[START OF Extracted records]

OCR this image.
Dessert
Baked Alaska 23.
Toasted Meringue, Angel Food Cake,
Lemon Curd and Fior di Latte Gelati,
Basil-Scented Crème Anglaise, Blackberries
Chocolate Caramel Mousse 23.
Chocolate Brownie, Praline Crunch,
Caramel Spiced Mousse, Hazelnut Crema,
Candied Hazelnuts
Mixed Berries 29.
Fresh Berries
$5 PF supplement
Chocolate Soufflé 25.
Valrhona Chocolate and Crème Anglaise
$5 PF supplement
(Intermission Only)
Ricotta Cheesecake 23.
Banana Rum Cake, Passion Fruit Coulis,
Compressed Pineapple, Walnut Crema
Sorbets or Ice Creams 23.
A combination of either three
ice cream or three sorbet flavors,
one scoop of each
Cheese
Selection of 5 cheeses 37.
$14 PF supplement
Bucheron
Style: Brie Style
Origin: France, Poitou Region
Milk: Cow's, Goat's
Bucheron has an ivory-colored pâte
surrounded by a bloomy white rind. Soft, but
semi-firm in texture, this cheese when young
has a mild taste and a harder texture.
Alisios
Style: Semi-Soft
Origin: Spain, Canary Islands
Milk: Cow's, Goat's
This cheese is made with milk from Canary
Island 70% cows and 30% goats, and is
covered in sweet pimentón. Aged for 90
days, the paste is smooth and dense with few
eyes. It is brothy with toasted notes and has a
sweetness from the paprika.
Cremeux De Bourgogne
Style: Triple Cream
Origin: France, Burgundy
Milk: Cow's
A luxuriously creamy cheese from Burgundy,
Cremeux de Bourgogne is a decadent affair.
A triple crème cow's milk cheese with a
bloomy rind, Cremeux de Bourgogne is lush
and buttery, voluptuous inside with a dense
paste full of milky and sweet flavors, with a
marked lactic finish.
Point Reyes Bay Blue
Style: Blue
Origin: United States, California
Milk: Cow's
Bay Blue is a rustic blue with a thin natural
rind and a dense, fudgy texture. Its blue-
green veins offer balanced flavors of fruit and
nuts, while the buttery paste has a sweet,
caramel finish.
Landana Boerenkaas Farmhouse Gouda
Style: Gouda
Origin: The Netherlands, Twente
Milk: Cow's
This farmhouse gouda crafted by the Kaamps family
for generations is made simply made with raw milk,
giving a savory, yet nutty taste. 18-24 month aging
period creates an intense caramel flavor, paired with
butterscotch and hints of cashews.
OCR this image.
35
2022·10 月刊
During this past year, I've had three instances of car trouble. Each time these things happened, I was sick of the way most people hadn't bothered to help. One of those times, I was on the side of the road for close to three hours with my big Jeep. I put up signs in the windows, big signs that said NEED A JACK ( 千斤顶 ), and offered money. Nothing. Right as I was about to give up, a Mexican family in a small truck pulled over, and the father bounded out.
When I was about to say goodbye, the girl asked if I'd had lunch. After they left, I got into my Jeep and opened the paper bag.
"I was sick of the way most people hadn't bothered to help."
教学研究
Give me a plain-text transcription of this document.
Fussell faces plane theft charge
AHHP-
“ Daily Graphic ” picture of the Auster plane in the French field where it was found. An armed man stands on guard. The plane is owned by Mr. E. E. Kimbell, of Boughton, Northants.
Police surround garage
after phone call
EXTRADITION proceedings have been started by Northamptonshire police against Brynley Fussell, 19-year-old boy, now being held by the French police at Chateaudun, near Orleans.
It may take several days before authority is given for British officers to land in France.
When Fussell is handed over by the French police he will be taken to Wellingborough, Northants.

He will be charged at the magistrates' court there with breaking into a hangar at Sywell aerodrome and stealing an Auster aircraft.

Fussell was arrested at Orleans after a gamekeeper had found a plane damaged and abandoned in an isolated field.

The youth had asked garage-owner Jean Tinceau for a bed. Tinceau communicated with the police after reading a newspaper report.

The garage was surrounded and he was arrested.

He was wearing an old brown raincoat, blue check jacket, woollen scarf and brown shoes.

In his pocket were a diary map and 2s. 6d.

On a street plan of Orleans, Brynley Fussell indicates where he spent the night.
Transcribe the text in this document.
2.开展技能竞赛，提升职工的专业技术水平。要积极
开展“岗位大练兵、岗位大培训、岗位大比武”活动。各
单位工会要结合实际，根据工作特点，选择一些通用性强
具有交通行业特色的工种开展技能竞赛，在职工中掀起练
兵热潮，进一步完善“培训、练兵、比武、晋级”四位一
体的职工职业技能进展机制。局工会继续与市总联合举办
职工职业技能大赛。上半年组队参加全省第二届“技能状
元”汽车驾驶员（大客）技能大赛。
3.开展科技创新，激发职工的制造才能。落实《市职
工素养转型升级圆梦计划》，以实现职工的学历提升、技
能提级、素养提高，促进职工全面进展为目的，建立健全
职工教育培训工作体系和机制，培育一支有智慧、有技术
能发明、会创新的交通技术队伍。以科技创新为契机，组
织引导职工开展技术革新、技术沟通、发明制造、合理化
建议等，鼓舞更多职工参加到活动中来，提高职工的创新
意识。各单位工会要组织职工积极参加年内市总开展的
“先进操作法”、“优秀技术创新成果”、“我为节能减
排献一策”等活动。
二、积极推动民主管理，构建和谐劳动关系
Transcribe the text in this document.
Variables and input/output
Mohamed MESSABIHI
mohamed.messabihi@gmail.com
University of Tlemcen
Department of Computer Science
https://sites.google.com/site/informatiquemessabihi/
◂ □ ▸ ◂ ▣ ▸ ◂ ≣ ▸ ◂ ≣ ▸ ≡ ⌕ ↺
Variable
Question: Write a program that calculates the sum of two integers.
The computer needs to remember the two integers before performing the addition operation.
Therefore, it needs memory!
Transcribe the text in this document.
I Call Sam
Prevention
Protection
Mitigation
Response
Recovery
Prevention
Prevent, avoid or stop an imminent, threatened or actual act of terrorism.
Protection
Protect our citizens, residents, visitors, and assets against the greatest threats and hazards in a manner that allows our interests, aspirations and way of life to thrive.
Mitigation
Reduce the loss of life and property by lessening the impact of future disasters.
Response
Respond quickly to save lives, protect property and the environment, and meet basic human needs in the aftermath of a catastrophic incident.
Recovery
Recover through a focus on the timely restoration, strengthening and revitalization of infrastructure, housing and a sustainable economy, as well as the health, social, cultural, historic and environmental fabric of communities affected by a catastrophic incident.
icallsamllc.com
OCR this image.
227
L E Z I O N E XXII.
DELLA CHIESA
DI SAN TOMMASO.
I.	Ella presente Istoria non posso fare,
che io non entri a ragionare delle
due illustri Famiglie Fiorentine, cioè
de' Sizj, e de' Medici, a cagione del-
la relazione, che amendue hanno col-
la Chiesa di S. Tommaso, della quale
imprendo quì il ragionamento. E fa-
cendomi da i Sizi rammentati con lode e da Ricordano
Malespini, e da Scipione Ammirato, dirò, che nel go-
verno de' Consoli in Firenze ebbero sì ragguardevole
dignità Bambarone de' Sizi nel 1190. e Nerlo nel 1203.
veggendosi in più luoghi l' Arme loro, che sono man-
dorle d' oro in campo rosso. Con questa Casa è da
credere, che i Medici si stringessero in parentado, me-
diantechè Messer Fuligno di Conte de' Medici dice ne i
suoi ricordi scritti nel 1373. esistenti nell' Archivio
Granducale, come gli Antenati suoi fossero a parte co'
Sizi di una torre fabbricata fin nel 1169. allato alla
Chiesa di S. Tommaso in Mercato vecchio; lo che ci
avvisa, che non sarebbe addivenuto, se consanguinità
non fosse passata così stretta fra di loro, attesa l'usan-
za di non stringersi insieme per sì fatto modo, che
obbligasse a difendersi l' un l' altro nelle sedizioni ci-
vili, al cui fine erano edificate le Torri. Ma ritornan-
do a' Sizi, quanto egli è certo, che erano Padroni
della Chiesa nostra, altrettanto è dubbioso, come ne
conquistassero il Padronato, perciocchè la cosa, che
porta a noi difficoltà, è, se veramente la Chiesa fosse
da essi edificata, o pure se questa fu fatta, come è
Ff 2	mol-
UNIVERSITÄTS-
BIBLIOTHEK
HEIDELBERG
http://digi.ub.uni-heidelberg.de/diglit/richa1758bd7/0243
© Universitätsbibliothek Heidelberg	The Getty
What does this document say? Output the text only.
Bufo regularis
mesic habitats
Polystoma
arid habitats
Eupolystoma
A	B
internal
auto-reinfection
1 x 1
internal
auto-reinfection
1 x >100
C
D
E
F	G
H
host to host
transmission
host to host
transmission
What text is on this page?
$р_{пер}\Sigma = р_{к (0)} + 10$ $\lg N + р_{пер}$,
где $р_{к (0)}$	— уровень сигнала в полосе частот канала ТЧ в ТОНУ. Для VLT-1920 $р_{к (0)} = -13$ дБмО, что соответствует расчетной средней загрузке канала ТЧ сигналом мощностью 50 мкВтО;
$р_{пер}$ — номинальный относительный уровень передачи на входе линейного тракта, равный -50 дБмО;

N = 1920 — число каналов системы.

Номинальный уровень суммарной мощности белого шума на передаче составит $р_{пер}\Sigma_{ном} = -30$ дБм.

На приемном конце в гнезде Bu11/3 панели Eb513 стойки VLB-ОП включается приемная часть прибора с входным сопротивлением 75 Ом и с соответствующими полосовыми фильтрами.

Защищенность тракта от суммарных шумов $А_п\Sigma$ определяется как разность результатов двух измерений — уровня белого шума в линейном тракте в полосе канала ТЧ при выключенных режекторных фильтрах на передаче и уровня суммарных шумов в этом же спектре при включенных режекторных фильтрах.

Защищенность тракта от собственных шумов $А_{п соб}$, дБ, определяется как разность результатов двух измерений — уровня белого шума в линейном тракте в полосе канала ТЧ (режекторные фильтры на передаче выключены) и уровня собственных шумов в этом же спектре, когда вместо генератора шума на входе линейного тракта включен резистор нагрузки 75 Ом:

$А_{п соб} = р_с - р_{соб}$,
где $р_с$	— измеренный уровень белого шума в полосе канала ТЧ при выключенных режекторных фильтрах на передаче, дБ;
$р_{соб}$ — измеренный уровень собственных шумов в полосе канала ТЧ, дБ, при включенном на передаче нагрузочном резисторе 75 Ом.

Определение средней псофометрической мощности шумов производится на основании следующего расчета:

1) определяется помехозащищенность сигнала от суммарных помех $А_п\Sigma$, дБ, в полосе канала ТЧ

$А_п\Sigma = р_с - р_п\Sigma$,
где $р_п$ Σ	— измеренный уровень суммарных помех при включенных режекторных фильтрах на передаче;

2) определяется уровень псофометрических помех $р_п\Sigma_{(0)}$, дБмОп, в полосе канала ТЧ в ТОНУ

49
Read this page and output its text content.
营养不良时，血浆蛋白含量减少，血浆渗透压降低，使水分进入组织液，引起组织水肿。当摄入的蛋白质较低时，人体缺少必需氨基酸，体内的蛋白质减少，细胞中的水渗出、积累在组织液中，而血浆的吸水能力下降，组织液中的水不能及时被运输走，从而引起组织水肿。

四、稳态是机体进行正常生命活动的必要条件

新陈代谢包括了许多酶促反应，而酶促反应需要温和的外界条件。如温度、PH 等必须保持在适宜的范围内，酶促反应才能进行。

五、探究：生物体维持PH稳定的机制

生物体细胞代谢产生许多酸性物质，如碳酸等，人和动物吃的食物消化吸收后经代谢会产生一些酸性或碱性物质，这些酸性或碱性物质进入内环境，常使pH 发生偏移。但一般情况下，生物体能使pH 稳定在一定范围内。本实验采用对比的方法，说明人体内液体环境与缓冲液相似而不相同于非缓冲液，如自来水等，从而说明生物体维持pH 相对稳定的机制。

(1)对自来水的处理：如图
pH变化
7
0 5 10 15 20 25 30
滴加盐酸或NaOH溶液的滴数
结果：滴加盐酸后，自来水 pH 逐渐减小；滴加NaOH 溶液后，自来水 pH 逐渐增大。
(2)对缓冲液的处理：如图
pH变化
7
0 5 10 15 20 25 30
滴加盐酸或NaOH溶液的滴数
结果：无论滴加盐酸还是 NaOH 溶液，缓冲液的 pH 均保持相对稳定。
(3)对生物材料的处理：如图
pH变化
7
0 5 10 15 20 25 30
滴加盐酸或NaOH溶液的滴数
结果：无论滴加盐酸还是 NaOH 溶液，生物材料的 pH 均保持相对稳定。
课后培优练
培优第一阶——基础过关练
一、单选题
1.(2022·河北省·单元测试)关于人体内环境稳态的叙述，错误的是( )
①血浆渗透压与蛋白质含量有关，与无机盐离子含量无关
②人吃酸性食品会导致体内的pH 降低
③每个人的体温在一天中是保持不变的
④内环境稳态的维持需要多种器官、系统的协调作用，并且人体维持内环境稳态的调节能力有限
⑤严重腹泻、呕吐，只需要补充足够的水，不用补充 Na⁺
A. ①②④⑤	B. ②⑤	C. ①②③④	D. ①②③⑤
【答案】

[END OF Extracted records]

[Job]
Scan the records for the string "property". Copy each line in which it appears.

[Result]
Reduce the loss of life and property by lessening the impact of future disasters.
Respond quickly to save lives, protect property and the environment, and meet basic human needs in the aftermath of a catastrophic incident.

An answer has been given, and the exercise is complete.